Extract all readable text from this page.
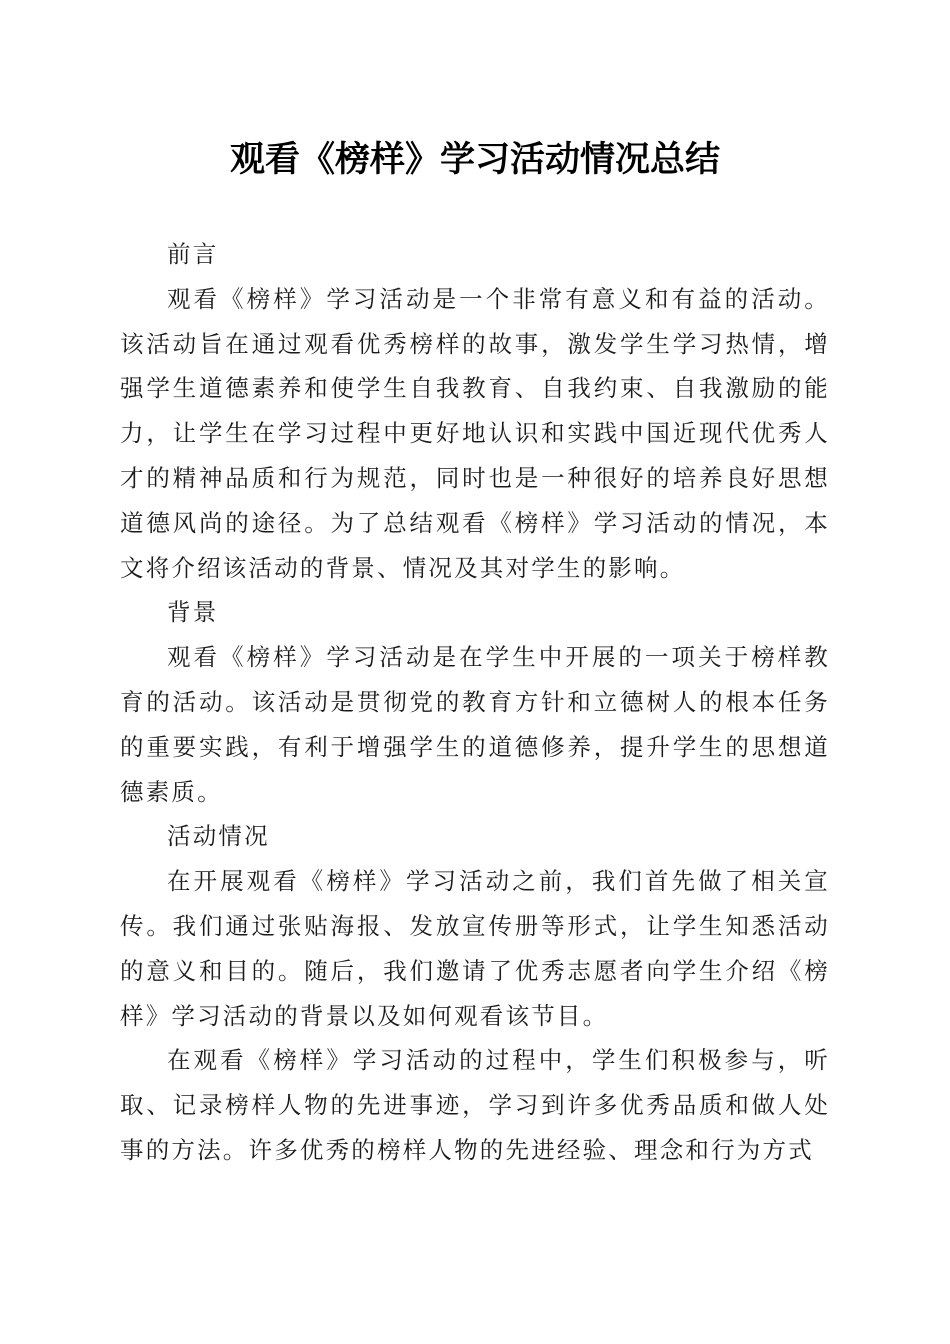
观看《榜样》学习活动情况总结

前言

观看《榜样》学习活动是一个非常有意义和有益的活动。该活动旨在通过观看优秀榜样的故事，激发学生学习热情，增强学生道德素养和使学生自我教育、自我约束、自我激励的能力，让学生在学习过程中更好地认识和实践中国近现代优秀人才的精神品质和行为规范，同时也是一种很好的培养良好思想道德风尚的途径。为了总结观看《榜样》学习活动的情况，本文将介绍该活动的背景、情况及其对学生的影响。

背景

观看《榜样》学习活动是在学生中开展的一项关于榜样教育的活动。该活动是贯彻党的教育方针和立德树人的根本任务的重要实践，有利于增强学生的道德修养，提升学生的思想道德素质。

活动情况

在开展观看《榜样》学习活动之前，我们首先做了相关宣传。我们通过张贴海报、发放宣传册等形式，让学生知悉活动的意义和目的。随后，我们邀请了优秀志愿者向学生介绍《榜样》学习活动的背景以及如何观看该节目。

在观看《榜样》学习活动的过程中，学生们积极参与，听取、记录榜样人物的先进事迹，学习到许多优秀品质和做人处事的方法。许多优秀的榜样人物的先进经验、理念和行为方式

· · · · ·

• [Goal of the exercise] Extract the full listing exactly, with the pictures left out.

• [Written response]
Extract all readable text from this page.
观看《榜样》学习活动情况总结

前言

观看《榜样》学习活动是一个非常有意义和有益的活动。该活动旨在通过观看优秀榜样的故事，激发学生学习热情，增强学生道德素养和使学生自我教育、自我约束、自我激励的能力，让学生在学习过程中更好地认识和实践中国近现代优秀人才的精神品质和行为规范，同时也是一种很好的培养良好思想道德风尚的途径。为了总结观看《榜样》学习活动的情况，本文将介绍该活动的背景、情况及其对学生的影响。

背景

观看《榜样》学习活动是在学生中开展的一项关于榜样教育的活动。该活动是贯彻党的教育方针和立德树人的根本任务的重要实践，有利于增强学生的道德修养，提升学生的思想道德素质。

活动情况

在开展观看《榜样》学习活动之前，我们首先做了相关宣传。我们通过张贴海报、发放宣传册等形式，让学生知悉活动的意义和目的。随后，我们邀请了优秀志愿者向学生介绍《榜样》学习活动的背景以及如何观看该节目。

在观看《榜样》学习活动的过程中，学生们积极参与，听取、记录榜样人物的先进事迹，学习到许多优秀品质和做人处事的方法。许多优秀的榜样人物的先进经验、理念和行为方式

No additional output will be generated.